Given exercise.
In two sentences, summarize the passage on the piece of eight.

Source document.

——————————

Alejandra Irigoin and Bridget Millmore

Figure 1. Piece of eight with Plus Ultra pillars, Potosí mint, 1663 (courtesy of the Trustees of the British Museum).

The ‘Spanish’ or ‘Spanish American’ peso or ‘piece of eight’ was the first global currency, and its impact was deep, long lasting and far reaching. Successively known in Spanish first as ryal or real; in English as piece of eight, cob or pillar; in French as piastre; and after 1730 in Spanish as peso columnario or moneda columnaria and milled dollar in English, this specie was also well known in Asia. After 1772 the specie stamped with the face of the king was also called the Carolus or bust dollar. These coins circulated the world from South America to Asia via European and Mediterranean ports and cities and travelled directly through the Pacific, affecting the economies of countries producing, intermediating and demanding it. The piece of eight also shaped the endeavours of traders, the innovations of manufacturers and the conditions of workers well beyond the mines. As they circulated far and wide across the oceans, these coins changed people’s consumption habits by providing access to a wealth of imported goods. Pieces of eight were traded for luxury items including spices, silk and cotton textiles, porcelain and tea, all of which became staple commodities as global commerce expanded.

Early modern states and empires did not always have the precious metals required to produce their own coins. The abundant pieces of eight provided a source of reliable currency where cash was scarce and banks did not yet exist. In addition to commercial trading, pieces of eight were used in a variety of contexts: stored as reserves in the Netherlands, Britain and America; received for taxes in China; paid to seafarers in the Mediterranean and the Pacific Oceans alike; sent home by Chinese migrants in East Asia; used by European governments to recruit foreign mercenaries; mobilised through charitable donations across the Spanish Empire; and offered to ancestors in indigenous ceremonies in Peru. The ubiquity of the piece of eight stemmed from the sheer number minted and the steady quality of its coinage. As a result, it circulated worldwide at a value above its content of fine silver.

——————————

Stored items
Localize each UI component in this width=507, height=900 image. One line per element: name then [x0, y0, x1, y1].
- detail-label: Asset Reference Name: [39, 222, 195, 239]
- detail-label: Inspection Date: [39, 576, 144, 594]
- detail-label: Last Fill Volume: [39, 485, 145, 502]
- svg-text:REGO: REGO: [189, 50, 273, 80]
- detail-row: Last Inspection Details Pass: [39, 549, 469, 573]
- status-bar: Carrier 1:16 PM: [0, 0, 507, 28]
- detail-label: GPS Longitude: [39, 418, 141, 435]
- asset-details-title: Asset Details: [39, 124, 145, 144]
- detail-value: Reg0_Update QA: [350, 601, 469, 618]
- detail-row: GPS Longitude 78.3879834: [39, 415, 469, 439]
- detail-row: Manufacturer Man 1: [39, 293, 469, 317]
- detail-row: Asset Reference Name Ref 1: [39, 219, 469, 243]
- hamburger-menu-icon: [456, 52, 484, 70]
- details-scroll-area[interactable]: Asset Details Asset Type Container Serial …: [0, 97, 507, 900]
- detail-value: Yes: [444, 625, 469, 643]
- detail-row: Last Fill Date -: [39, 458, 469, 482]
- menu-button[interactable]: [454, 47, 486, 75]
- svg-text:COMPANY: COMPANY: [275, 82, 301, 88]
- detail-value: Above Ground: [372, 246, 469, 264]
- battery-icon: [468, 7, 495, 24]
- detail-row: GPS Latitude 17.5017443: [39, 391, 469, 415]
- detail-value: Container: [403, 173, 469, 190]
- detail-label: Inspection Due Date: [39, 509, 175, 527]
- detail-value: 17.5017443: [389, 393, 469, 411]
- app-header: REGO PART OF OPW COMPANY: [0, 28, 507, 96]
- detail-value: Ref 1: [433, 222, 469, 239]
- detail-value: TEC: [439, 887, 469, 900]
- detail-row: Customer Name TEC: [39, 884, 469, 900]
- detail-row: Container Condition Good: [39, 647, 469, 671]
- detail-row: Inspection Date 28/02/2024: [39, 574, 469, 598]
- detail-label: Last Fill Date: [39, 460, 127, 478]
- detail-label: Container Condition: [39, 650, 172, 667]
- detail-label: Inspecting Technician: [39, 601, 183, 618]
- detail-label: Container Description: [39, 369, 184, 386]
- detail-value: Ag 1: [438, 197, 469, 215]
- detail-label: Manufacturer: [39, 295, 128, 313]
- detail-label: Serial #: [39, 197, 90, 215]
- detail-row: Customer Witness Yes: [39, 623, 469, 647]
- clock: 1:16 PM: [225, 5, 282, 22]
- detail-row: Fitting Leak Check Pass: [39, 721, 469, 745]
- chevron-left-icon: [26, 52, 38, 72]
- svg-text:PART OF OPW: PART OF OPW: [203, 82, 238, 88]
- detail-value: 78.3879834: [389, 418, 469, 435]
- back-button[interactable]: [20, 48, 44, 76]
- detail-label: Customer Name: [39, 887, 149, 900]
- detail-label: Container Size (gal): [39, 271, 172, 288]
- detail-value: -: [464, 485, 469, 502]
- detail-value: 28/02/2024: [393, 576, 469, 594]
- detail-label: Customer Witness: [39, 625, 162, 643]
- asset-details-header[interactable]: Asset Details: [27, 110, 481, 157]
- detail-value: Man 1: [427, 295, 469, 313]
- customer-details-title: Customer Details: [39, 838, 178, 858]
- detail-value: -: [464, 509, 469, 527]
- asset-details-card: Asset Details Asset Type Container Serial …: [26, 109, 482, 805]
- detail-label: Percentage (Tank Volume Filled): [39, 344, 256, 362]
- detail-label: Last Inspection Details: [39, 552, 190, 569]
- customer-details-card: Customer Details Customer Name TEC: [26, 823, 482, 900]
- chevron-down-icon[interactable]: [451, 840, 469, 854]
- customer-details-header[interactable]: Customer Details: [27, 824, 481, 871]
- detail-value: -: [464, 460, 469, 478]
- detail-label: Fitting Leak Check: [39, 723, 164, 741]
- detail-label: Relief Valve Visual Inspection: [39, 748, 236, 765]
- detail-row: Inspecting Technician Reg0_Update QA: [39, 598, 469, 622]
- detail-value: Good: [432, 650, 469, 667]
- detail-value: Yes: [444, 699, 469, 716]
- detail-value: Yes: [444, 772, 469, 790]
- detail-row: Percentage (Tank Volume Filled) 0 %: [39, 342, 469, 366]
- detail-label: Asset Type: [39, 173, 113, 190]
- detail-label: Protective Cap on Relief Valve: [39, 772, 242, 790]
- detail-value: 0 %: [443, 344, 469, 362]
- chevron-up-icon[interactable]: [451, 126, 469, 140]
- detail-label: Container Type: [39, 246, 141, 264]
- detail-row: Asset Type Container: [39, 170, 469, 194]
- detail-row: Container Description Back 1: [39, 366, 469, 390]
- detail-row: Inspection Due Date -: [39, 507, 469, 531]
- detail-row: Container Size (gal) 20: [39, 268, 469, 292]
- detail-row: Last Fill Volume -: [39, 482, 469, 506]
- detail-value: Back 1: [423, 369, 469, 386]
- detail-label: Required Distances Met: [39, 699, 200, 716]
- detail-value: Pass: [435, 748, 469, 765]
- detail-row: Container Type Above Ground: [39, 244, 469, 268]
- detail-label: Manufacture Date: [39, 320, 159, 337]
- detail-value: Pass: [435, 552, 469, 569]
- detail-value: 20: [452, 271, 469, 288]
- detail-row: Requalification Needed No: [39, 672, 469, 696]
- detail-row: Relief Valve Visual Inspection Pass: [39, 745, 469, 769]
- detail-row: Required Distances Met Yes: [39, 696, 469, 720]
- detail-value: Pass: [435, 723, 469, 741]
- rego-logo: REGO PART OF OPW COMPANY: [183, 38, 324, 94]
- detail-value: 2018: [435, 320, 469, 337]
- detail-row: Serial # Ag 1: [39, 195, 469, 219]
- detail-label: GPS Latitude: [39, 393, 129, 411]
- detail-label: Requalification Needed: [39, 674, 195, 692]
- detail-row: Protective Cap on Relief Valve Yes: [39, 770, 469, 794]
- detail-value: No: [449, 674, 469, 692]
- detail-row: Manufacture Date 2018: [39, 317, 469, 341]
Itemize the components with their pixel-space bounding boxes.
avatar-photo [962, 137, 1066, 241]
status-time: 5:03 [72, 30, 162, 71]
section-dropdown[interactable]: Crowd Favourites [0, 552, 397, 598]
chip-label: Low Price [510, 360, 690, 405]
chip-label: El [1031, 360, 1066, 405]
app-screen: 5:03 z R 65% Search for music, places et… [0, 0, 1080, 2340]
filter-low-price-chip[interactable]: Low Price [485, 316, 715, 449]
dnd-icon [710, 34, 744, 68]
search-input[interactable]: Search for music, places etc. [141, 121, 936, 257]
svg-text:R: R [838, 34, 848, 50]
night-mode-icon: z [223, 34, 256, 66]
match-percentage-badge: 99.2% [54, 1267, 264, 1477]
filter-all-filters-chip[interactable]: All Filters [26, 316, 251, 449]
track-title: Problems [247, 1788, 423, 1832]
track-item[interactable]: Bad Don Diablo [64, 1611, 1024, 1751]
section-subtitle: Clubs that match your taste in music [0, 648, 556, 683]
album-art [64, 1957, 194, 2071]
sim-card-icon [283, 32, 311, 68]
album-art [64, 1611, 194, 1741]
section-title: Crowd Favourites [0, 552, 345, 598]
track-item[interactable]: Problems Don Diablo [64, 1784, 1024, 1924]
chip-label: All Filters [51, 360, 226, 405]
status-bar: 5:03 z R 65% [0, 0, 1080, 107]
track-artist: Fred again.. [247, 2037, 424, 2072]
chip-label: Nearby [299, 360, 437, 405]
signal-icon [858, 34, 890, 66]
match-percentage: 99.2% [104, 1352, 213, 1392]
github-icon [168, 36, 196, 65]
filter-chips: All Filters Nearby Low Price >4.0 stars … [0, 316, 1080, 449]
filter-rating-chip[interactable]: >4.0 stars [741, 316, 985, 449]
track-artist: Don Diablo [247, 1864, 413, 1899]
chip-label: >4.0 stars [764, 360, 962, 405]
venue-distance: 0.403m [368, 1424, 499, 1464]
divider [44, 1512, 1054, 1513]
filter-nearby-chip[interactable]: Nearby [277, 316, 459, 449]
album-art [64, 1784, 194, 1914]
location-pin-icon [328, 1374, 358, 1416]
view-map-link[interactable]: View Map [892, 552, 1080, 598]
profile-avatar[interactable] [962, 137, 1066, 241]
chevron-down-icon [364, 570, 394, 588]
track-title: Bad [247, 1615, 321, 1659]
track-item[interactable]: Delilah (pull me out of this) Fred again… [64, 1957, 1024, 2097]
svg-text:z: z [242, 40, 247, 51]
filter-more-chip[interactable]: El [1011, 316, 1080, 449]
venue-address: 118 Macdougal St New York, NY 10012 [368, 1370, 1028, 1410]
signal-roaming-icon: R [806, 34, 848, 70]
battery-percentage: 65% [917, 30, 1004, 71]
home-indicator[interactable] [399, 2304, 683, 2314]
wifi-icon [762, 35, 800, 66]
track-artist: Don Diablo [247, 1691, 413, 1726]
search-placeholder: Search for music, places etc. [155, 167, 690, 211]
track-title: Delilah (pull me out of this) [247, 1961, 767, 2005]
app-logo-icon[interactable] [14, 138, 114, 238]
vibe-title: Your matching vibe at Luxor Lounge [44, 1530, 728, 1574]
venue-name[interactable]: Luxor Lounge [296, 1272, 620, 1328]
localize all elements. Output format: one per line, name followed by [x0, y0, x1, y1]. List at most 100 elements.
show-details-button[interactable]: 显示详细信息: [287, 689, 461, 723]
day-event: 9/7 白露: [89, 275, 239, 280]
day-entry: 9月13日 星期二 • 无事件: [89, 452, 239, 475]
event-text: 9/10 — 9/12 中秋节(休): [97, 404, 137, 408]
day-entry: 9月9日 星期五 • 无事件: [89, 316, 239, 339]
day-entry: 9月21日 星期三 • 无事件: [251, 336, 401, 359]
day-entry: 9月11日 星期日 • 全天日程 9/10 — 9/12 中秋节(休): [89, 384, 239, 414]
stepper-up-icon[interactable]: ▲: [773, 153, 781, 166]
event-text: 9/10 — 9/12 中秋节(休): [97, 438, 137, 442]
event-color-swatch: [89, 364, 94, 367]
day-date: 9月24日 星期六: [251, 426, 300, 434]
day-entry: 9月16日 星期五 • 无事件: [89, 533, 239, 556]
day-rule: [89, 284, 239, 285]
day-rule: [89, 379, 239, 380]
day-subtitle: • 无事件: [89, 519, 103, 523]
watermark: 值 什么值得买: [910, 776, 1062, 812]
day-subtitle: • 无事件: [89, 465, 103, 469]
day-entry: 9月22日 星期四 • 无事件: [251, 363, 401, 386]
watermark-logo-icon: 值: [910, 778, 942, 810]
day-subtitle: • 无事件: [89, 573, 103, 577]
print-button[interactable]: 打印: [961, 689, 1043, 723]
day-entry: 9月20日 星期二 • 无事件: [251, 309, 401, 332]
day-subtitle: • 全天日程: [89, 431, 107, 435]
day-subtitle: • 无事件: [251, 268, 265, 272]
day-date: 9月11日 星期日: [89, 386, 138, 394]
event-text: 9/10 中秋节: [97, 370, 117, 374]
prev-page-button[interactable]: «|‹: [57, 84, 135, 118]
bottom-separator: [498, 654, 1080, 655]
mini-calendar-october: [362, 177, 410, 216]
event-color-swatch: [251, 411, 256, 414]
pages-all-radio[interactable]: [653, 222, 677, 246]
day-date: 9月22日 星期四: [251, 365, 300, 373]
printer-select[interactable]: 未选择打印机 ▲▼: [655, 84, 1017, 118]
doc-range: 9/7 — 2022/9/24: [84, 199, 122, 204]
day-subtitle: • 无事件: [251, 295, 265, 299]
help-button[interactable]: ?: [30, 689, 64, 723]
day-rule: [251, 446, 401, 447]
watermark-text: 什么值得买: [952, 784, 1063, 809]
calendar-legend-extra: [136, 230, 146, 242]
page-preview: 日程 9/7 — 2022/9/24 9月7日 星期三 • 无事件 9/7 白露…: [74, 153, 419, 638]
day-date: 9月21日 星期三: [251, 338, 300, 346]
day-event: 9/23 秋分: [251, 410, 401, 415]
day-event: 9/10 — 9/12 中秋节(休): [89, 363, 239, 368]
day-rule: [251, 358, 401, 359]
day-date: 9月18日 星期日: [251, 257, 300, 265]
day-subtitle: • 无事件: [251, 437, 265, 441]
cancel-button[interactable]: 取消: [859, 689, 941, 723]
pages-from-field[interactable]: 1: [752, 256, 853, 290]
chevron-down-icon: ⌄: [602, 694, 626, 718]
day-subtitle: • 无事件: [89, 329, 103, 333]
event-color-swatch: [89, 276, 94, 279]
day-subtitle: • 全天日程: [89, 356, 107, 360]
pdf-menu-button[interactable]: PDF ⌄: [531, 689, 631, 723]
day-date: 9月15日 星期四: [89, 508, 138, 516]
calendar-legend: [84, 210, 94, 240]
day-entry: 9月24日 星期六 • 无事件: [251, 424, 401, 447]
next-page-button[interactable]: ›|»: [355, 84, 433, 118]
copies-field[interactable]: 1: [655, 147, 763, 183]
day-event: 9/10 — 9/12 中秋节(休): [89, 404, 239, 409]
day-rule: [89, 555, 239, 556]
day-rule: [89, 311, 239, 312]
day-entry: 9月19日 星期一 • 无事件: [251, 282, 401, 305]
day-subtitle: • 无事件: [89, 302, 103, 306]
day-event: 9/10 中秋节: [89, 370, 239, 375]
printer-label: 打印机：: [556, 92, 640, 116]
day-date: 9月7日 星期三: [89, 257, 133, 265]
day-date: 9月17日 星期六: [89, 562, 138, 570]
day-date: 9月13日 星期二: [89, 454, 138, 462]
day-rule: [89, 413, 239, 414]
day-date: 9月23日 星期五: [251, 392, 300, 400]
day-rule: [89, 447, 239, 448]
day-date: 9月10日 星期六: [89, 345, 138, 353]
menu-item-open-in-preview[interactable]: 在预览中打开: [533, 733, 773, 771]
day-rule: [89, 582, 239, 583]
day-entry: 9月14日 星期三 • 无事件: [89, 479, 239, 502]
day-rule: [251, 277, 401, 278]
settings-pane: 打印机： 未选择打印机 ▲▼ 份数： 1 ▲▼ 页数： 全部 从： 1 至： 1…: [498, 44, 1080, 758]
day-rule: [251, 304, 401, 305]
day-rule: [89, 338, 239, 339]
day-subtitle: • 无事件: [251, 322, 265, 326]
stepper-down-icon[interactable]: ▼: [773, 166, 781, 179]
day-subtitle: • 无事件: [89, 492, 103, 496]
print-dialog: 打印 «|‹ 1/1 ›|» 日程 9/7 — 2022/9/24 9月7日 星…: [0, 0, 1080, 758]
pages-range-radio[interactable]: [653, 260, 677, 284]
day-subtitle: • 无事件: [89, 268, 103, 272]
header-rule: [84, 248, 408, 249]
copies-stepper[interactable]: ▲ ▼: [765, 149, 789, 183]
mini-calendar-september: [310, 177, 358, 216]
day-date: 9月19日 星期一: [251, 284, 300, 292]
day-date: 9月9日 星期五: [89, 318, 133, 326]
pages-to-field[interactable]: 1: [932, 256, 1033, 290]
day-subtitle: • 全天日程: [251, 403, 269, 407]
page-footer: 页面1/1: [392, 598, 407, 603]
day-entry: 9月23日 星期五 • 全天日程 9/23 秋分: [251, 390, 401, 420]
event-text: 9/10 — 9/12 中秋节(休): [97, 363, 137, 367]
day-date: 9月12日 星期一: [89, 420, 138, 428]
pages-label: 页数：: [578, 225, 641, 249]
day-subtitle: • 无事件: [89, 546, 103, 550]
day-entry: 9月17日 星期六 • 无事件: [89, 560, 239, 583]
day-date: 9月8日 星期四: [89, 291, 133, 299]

——————————

Solution for this exercise.
The Spanish American peso, or piece of eight, was the first global currency: it circulated from South America to Asia through European and Mediterranean ports and across the Pacific, and it changed consumption habits by being traded for spices, silk and cotton textiles, porcelain and tea. Because states often lacked the precious metals to make their own coins, these abundant coins of steady quality served as reliable currency in many settings, from reserves and taxes to wages and offerings, and they circulated at a value above their fine silver content.